→ Exercise requirements
Count how many lines of the material below have the word "Delphi" and give only the number.

→ Data shown
---+---
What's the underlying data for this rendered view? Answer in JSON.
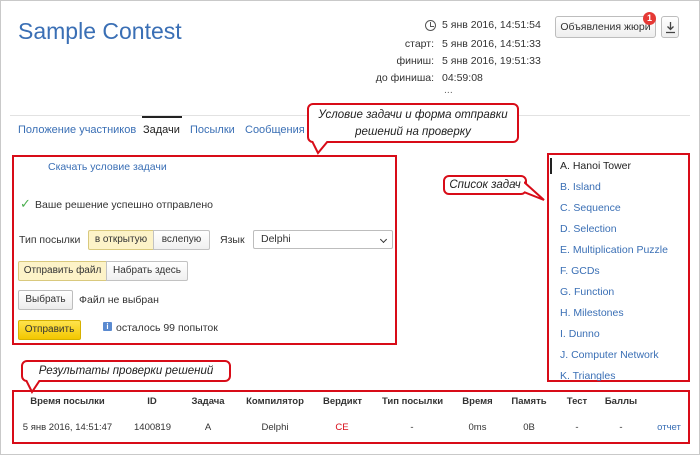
{
  "contest": {
    "title": "Sample Contest"
  },
  "time_info": {
    "now": "5 янв 2016, 14:51:54",
    "start_label": "старт:",
    "start": "5 янв 2016, 14:51:33",
    "finish_label": "финиш:",
    "finish": "5 янв 2016, 19:51:33",
    "remaining_label": "до финиша:",
    "remaining": "04:59:08",
    "ellipsis": "..."
  },
  "header": {
    "announcements_label": "Объявления жюри",
    "announcements_count": "1"
  },
  "tabs": [
    {
      "label": "Положение участников"
    },
    {
      "label": "Задачи"
    },
    {
      "label": "Посылки"
    },
    {
      "label": "Сообщения"
    }
  ],
  "callouts": {
    "statement": "Условие задачи и форма отправки решений на проверку",
    "task_list": "Список задач",
    "results": "Результаты проверки решений"
  },
  "submit_form": {
    "download_statement": "Скачать условие задачи",
    "success_message": "Ваше решение успешно отправлено",
    "type_label": "Тип посылки",
    "type_open": "в открытую",
    "type_blind": "вслепую",
    "language_label": "Язык",
    "language_value": "Delphi",
    "send_file": "Отправить файл",
    "type_here": "Набрать здесь",
    "choose_file": "Выбрать",
    "no_file": "Файл не выбран",
    "submit": "Отправить",
    "attempts_left": "осталось 99 попыток"
  },
  "tasks": [
    "A. Hanoi Tower",
    "B. Island",
    "C. Sequence",
    "D. Selection",
    "E. Multiplication Puzzle",
    "F. GCDs",
    "G. Function",
    "H. Milestones",
    "I. Dunno",
    "J. Computer Network",
    "K. Triangles"
  ],
  "results": {
    "columns": [
      "Время посылки",
      "ID",
      "Задача",
      "Компилятор",
      "Вердикт",
      "Тип посылки",
      "Время",
      "Память",
      "Тест",
      "Баллы"
    ],
    "rows": [
      {
        "time": "5 янв 2016, 14:51:47",
        "id": "1400819",
        "task": "A",
        "compiler": "Delphi",
        "verdict": "CE",
        "type": "-",
        "run_time": "0ms",
        "memory": "0B",
        "test": "-",
        "score": "-",
        "report": "отчет"
      }
    ]
  },
  "colors": {
    "accent": "#3a6fb5",
    "highlight": "#d80c18",
    "submit_button": "#f3c700"
  }
}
---+---
→ Result of this exercise
2